# START OF Raw records

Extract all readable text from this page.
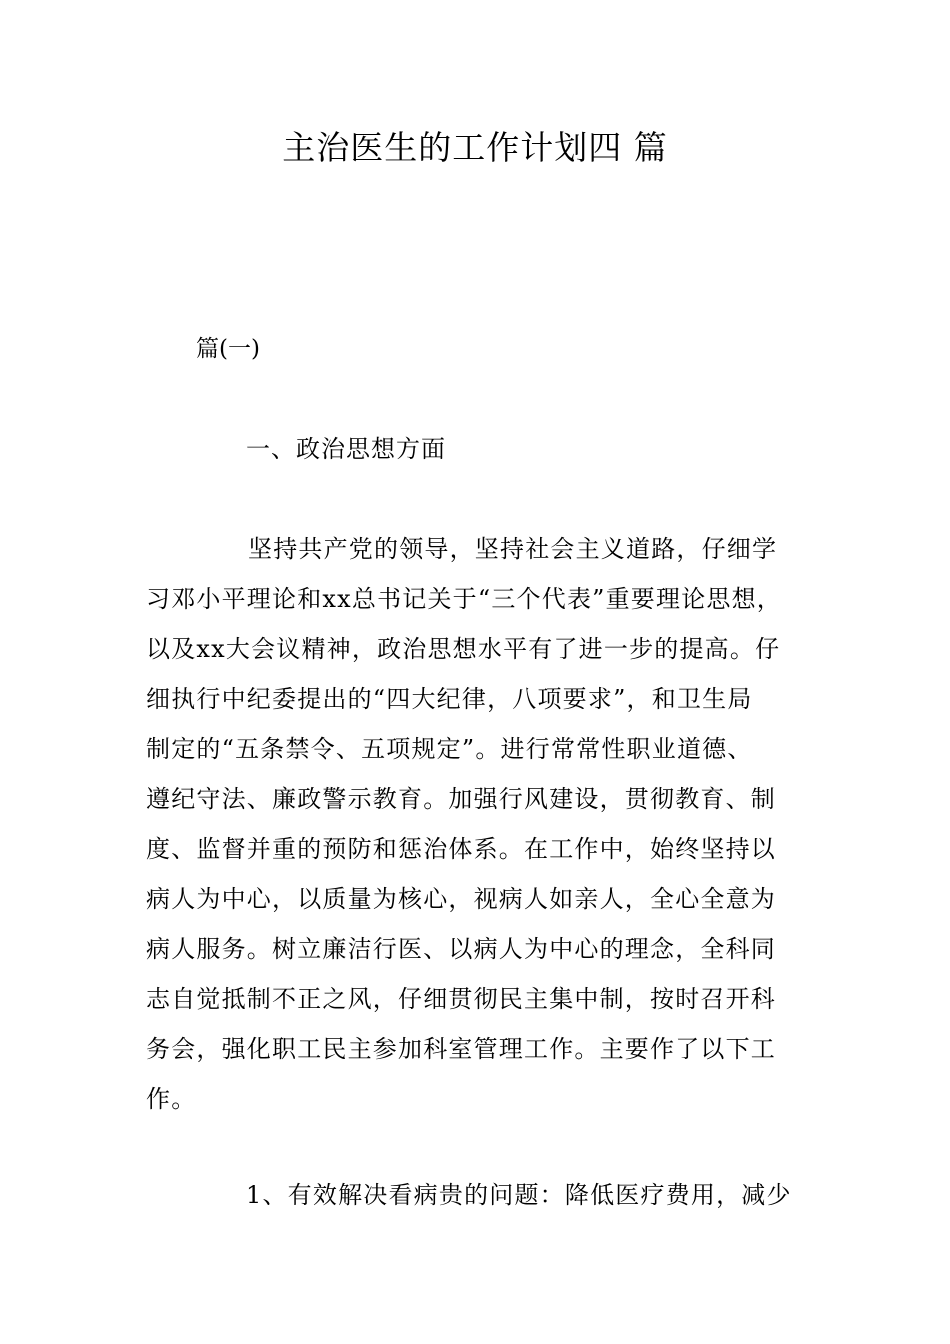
主治医生的工作计划四 篇

篇(一)

一、政治思想方面

坚持共产党的领导，坚持社会主义道路，仔细学
习邓小平理论和xx总书记关于“三个代表”重要理论思想，
以及xx大会议精神，政治思想水平有了进一步的提高。仔
细执行中纪委提出的“四大纪律，八项要求”，和卫生局
制定的“五条禁令、五项规定”。进行常常性职业道德、
遵纪守法、廉政警示教育。加强行风建设，贯彻教育、制
度、监督并重的预防和惩治体系。在工作中，始终坚持以
病人为中心，以质量为核心，视病人如亲人，全心全意为
病人服务。树立廉洁行医、以病人为中心的理念，全科同
志自觉抵制不正之风，仔细贯彻民主集中制，按时召开科
务会，强化职工民主参加科室管理工作。主要作了以下工
作。
1、有效解决看病贵的问题：降低医疗费用，减少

# END OF Raw records

### Short exercise
Write out all the entries exactly, except for the pictures.

### Result of this exercise
Extract all readable text from this page.
主治医生的工作计划四 篇

篇(一)

一、政治思想方面

坚持共产党的领导，坚持社会主义道路，仔细学
习邓小平理论和xx总书记关于“三个代表”重要理论思想，
以及xx大会议精神，政治思想水平有了进一步的提高。仔
细执行中纪委提出的“四大纪律，八项要求”，和卫生局
制定的“五条禁令、五项规定”。进行常常性职业道德、
遵纪守法、廉政警示教育。加强行风建设，贯彻教育、制
度、监督并重的预防和惩治体系。在工作中，始终坚持以
病人为中心，以质量为核心，视病人如亲人，全心全意为
病人服务。树立廉洁行医、以病人为中心的理念，全科同
志自觉抵制不正之风，仔细贯彻民主集中制，按时召开科
务会，强化职工民主参加科室管理工作。主要作了以下工
作。
1、有效解决看病贵的问题：降低医疗费用，减少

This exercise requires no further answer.